▸ Written request:
Reproduce every line of the listing as written, apart from the pictures.

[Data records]
Start

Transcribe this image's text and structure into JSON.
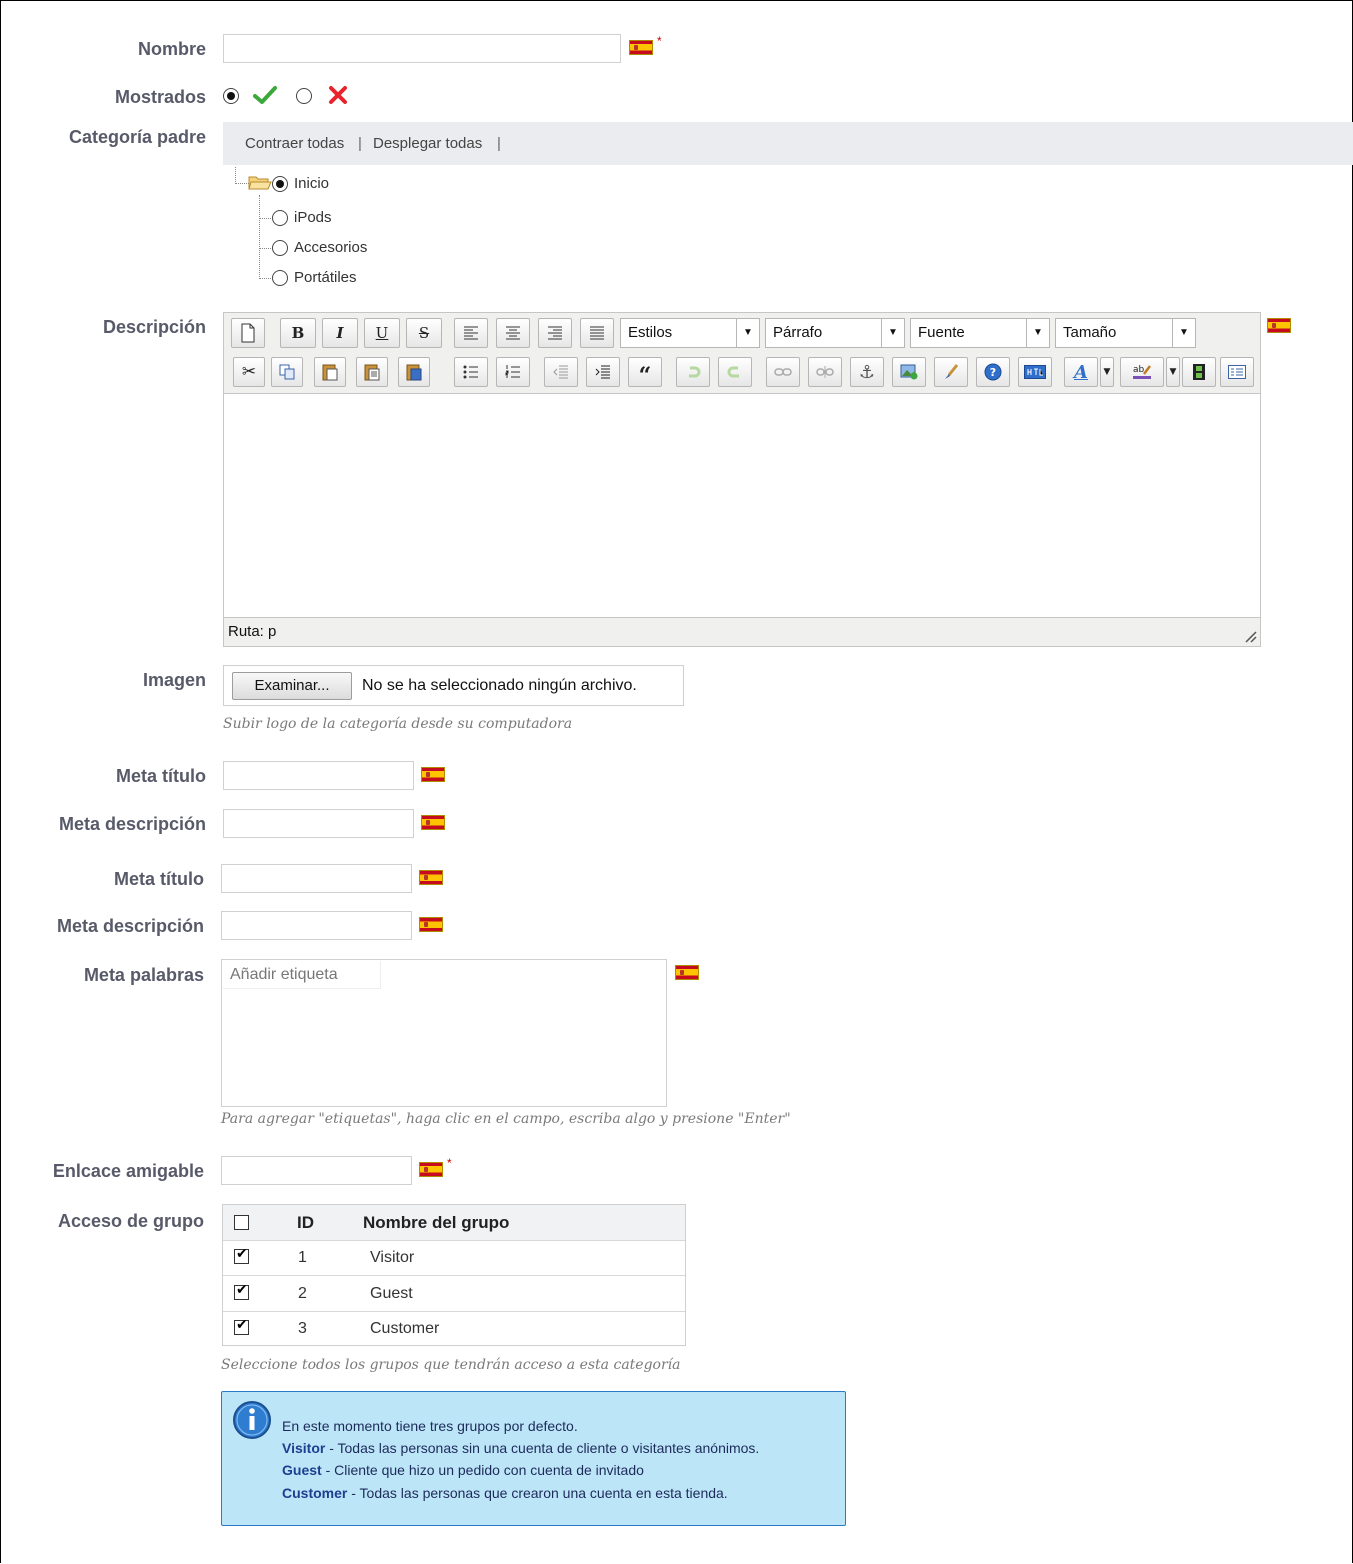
{
  "form": {
    "name_label": "Nombre",
    "displayed_label": "Mostrados",
    "parent_label": "Categoría padre",
    "description_label": "Descripción",
    "image_label": "Imagen",
    "meta_title_label": "Meta título",
    "meta_desc_label": "Meta descripción",
    "meta_keywords_label": "Meta palabras",
    "friendly_url_label": "Enlcace amigable",
    "group_access_label": "Acceso de grupo",
    "required_mark": "*"
  },
  "tree": {
    "collapse_all": "Contraer todas",
    "expand_all": "Desplegar todas",
    "separator": "|",
    "items": [
      "Inicio",
      "iPods",
      "Accesorios",
      "Portátiles"
    ]
  },
  "editor": {
    "styles": "Estilos",
    "paragraph": "Párrafo",
    "font": "Fuente",
    "size": "Tamaño",
    "path": "Ruta: p",
    "bold": "B",
    "italic": "I",
    "underline": "U",
    "strike": "S"
  },
  "image": {
    "browse": "Examinar...",
    "no_file": "No se ha seleccionado ningún archivo.",
    "hint": "Subir logo de la categoría desde su computadora"
  },
  "keywords": {
    "placeholder": "Añadir etiqueta",
    "hint": "Para agregar \"etiquetas\", haga clic en el campo, escriba algo y presione \"Enter\""
  },
  "groups": {
    "col_id": "ID",
    "col_name": "Nombre del grupo",
    "rows": [
      {
        "id": "1",
        "name": "Visitor",
        "checked": true
      },
      {
        "id": "2",
        "name": "Guest",
        "checked": true
      },
      {
        "id": "3",
        "name": "Customer",
        "checked": true
      }
    ],
    "hint": "Seleccione todos los grupos que tendrán acceso a esta categoría"
  },
  "info": {
    "intro": "En este momento tiene tres grupos por defecto.",
    "visitor_term": "Visitor",
    "visitor_desc": " - Todas las personas sin una cuenta de cliente o visitantes anónimos.",
    "guest_term": "Guest",
    "guest_desc": " - Cliente que hizo un pedido con cuenta de invitado",
    "customer_term": "Customer",
    "customer_desc": " - Todas las personas que crearon una cuenta en esta tienda."
  },
  "colors": {
    "label": "#585a69",
    "check_green": "#3ca83c",
    "cross_red": "#e8232b",
    "info_bg": "#bde5f8",
    "info_border": "#2a7ac8",
    "info_term": "#1c3f8f"
  },
  "icons": [
    "spain-flag-icon",
    "check-icon",
    "cross-icon",
    "folder-icon",
    "info-icon"
  ]
}
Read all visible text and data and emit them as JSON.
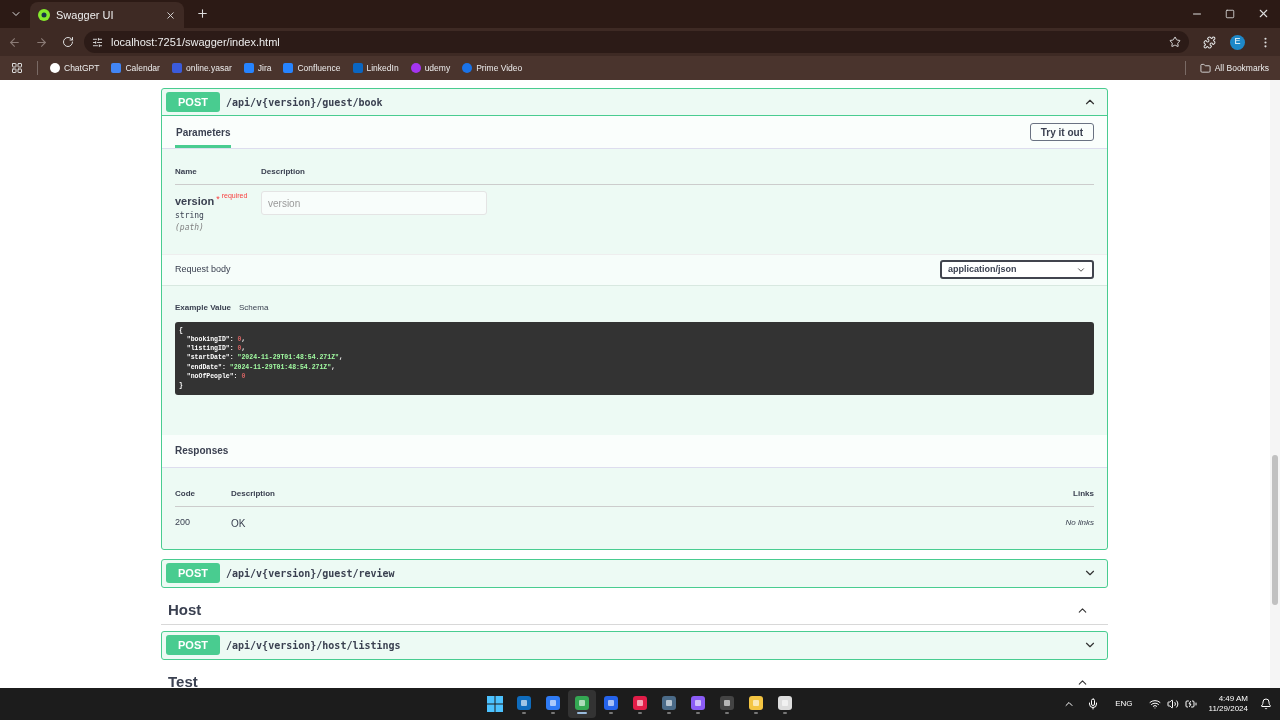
{
  "browser": {
    "tab": "Swagger UI",
    "url": "localhost:7251/swagger/index.html",
    "profile": "E",
    "all_bookmarks": "All Bookmarks",
    "bookmarks": [
      {
        "label": "ChatGPT",
        "kind": "chatgpt"
      },
      {
        "label": "Calendar",
        "kind": "calendar"
      },
      {
        "label": "online.yasar",
        "kind": "shield"
      },
      {
        "label": "Jira",
        "kind": "jira"
      },
      {
        "label": "Confluence",
        "kind": "confluence"
      },
      {
        "label": "LinkedIn",
        "kind": "linkedin"
      },
      {
        "label": "udemy",
        "kind": "udemy"
      },
      {
        "label": "Prime Video",
        "kind": "play"
      }
    ]
  },
  "operations": [
    {
      "method": "POST",
      "path": "/api/v{version}/guest/book",
      "expanded": true,
      "details": {
        "tabs": [
          {
            "label": "Parameters",
            "selected": true
          }
        ],
        "try_button": "Try it out",
        "columns": [
          "Name",
          "Description"
        ],
        "parameters": [
          {
            "name": "version",
            "star": "*",
            "required": "required",
            "type": "string",
            "location": "(path)",
            "placeholder": "version"
          }
        ],
        "request_body": {
          "label": "Request body",
          "content_type": "application/json",
          "tabs": [
            {
              "label": "Example Value",
              "selected": true
            },
            {
              "label": "Schema",
              "selected": false
            }
          ],
          "lines": [
            [
              {
                "text": "{",
                "kind": "punct"
              }
            ],
            [
              {
                "text": "  \"bookingID\"",
                "kind": "key"
              },
              {
                "text": ": ",
                "kind": "punct"
              },
              {
                "text": "0",
                "kind": "number"
              },
              {
                "text": ",",
                "kind": "punct"
              }
            ],
            [
              {
                "text": "  \"listingID\"",
                "kind": "key"
              },
              {
                "text": ": ",
                "kind": "punct"
              },
              {
                "text": "0",
                "kind": "number"
              },
              {
                "text": ",",
                "kind": "punct"
              }
            ],
            [
              {
                "text": "  \"startDate\"",
                "kind": "key"
              },
              {
                "text": ": ",
                "kind": "punct"
              },
              {
                "text": "\"2024-11-29T01:48:54.271Z\"",
                "kind": "string"
              },
              {
                "text": ",",
                "kind": "punct"
              }
            ],
            [
              {
                "text": "  \"endDate\"",
                "kind": "key"
              },
              {
                "text": ": ",
                "kind": "punct"
              },
              {
                "text": "\"2024-11-29T01:48:54.271Z\"",
                "kind": "string"
              },
              {
                "text": ",",
                "kind": "punct"
              }
            ],
            [
              {
                "text": "  \"noOfPeople\"",
                "kind": "key"
              },
              {
                "text": ": ",
                "kind": "punct"
              },
              {
                "text": "0",
                "kind": "number"
              }
            ],
            [
              {
                "text": "}",
                "kind": "punct"
              }
            ]
          ]
        },
        "responses": {
          "title": "Responses",
          "columns": [
            "Code",
            "Description",
            "Links"
          ],
          "rows": [
            {
              "code": "200",
              "description": "OK",
              "links": "No links"
            }
          ]
        }
      }
    },
    {
      "method": "POST",
      "path": "/api/v{version}/guest/review",
      "expanded": false
    }
  ],
  "sections": [
    {
      "title": "Host",
      "expanded": true,
      "operations": [
        {
          "method": "POST",
          "path": "/api/v{version}/host/listings",
          "expanded": false
        }
      ]
    },
    {
      "title": "Test",
      "expanded": true
    }
  ],
  "taskbar": {
    "apps": [
      {
        "kind": "outlook",
        "active": false
      },
      {
        "kind": "todo",
        "active": false
      },
      {
        "kind": "chrome",
        "active": true
      },
      {
        "kind": "ide-blue",
        "active": false
      },
      {
        "kind": "ide-red",
        "active": false
      },
      {
        "kind": "db",
        "active": false
      },
      {
        "kind": "studio",
        "active": false
      },
      {
        "kind": "terminal",
        "active": false
      },
      {
        "kind": "folder",
        "active": false
      },
      {
        "kind": "recorder",
        "active": false
      }
    ],
    "language": "ENG",
    "time": "4:49 AM",
    "date": "11/29/2024"
  }
}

End

▸ Solution to this exercise:
Transcribe this image's text and structure into JSON.
{
  "form": {
    "name_label": "Nombre",
    "displayed_label": "Mostrados",
    "parent_label": "Categoría padre",
    "description_label": "Descripción",
    "image_label": "Imagen",
    "meta_title_label": "Meta título",
    "meta_desc_label": "Meta descripción",
    "meta_keywords_label": "Meta palabras",
    "friendly_url_label": "Enlcace amigable",
    "group_access_label": "Acceso de grupo",
    "required_mark": "*"
  },
  "tree": {
    "collapse_all": "Contraer todas",
    "expand_all": "Desplegar todas",
    "separator": "|",
    "items": [
      "Inicio",
      "iPods",
      "Accesorios",
      "Portátiles"
    ]
  },
  "editor": {
    "styles": "Estilos",
    "paragraph": "Párrafo",
    "font": "Fuente",
    "size": "Tamaño",
    "path": "Ruta: p",
    "bold": "B",
    "italic": "I",
    "underline": "U",
    "strike": "S"
  },
  "image": {
    "browse": "Examinar...",
    "no_file": "No se ha seleccionado ningún archivo.",
    "hint": "Subir logo de la categoría desde su computadora"
  },
  "keywords": {
    "placeholder": "Añadir etiqueta",
    "hint": "Para agregar \"etiquetas\", haga clic en el campo, escriba algo y presione \"Enter\""
  },
  "groups": {
    "col_id": "ID",
    "col_name": "Nombre del grupo",
    "rows": [
      {
        "id": "1",
        "name": "Visitor",
        "checked": true
      },
      {
        "id": "2",
        "name": "Guest",
        "checked": true
      },
      {
        "id": "3",
        "name": "Customer",
        "checked": true
      }
    ],
    "hint": "Seleccione todos los grupos que tendrán acceso a esta categoría"
  },
  "info": {
    "intro": "En este momento tiene tres grupos por defecto.",
    "visitor_term": "Visitor",
    "visitor_desc": " - Todas las personas sin una cuenta de cliente o visitantes anónimos.",
    "guest_term": "Guest",
    "guest_desc": " - Cliente que hizo un pedido con cuenta de invitado",
    "customer_term": "Customer",
    "customer_desc": " - Todas las personas que crearon una cuenta en esta tienda."
  },
  "colors": {
    "label": "#585a69",
    "check_green": "#3ca83c",
    "cross_red": "#e8232b",
    "info_bg": "#bde5f8",
    "info_border": "#2a7ac8",
    "info_term": "#1c3f8f"
  },
  "icons": [
    "spain-flag-icon",
    "check-icon",
    "cross-icon",
    "folder-icon",
    "info-icon"
  ]
}
Read all visible text and data and emit them as JSON.
{
  "browser": {
    "tab": "Swagger UI",
    "url": "localhost:7251/swagger/index.html",
    "profile": "E",
    "all_bookmarks": "All Bookmarks",
    "bookmarks": [
      {
        "label": "ChatGPT",
        "kind": "chatgpt"
      },
      {
        "label": "Calendar",
        "kind": "calendar"
      },
      {
        "label": "online.yasar",
        "kind": "shield"
      },
      {
        "label": "Jira",
        "kind": "jira"
      },
      {
        "label": "Confluence",
        "kind": "confluence"
      },
      {
        "label": "LinkedIn",
        "kind": "linkedin"
      },
      {
        "label": "udemy",
        "kind": "udemy"
      },
      {
        "label": "Prime Video",
        "kind": "play"
      }
    ]
  },
  "operations": [
    {
      "method": "POST",
      "path": "/api/v{version}/guest/book",
      "expanded": true,
      "details": {
        "tabs": [
          {
            "label": "Parameters",
            "selected": true
          }
        ],
        "try_button": "Try it out",
        "columns": [
          "Name",
          "Description"
        ],
        "parameters": [
          {
            "name": "version",
            "star": "*",
            "required": "required",
            "type": "string",
            "location": "(path)",
            "placeholder": "version"
          }
        ],
        "request_body": {
          "label": "Request body",
          "content_type": "application/json",
          "tabs": [
            {
              "label": "Example Value",
              "selected": true
            },
            {
              "label": "Schema",
              "selected": false
            }
          ],
          "lines": [
            [
              {
                "text": "{",
                "kind": "punct"
              }
            ],
            [
              {
                "text": "  \"bookingID\"",
                "kind": "key"
              },
              {
                "text": ": ",
                "kind": "punct"
              },
              {
                "text": "0",
                "kind": "number"
              },
              {
                "text": ",",
                "kind": "punct"
              }
            ],
            [
              {
                "text": "  \"listingID\"",
                "kind": "key"
              },
              {
                "text": ": ",
                "kind": "punct"
              },
              {
                "text": "0",
                "kind": "number"
              },
              {
                "text": ",",
                "kind": "punct"
              }
            ],
            [
              {
                "text": "  \"startDate\"",
                "kind": "key"
              },
              {
                "text": ": ",
                "kind": "punct"
              },
              {
                "text": "\"2024-11-29T01:48:54.271Z\"",
                "kind": "string"
              },
              {
                "text": ",",
                "kind": "punct"
              }
            ],
            [
              {
                "text": "  \"endDate\"",
                "kind": "key"
              },
              {
                "text": ": ",
                "kind": "punct"
              },
              {
                "text": "\"2024-11-29T01:48:54.271Z\"",
                "kind": "string"
              },
              {
                "text": ",",
                "kind": "punct"
              }
            ],
            [
              {
                "text": "  \"noOfPeople\"",
                "kind": "key"
              },
              {
                "text": ": ",
                "kind": "punct"
              },
              {
                "text": "0",
                "kind": "number"
              }
            ],
            [
              {
                "text": "}",
                "kind": "punct"
              }
            ]
          ]
        },
        "responses": {
          "title": "Responses",
          "columns": [
            "Code",
            "Description",
            "Links"
          ],
          "rows": [
            {
              "code": "200",
              "description": "OK",
              "links": "No links"
            }
          ]
        }
      }
    },
    {
      "method": "POST",
      "path": "/api/v{version}/guest/review",
      "expanded": false
    }
  ],
  "sections": [
    {
      "title": "Host",
      "expanded": true,
      "operations": [
        {
          "method": "POST",
          "path": "/api/v{version}/host/listings",
          "expanded": false
        }
      ]
    },
    {
      "title": "Test",
      "expanded": true
    }
  ],
  "taskbar": {
    "apps": [
      {
        "kind": "outlook",
        "active": false
      },
      {
        "kind": "todo",
        "active": false
      },
      {
        "kind": "chrome",
        "active": true
      },
      {
        "kind": "ide-blue",
        "active": false
      },
      {
        "kind": "ide-red",
        "active": false
      },
      {
        "kind": "db",
        "active": false
      },
      {
        "kind": "studio",
        "active": false
      },
      {
        "kind": "terminal",
        "active": false
      },
      {
        "kind": "folder",
        "active": false
      },
      {
        "kind": "recorder",
        "active": false
      }
    ],
    "language": "ENG",
    "time": "4:49 AM",
    "date": "11/29/2024"
  }
}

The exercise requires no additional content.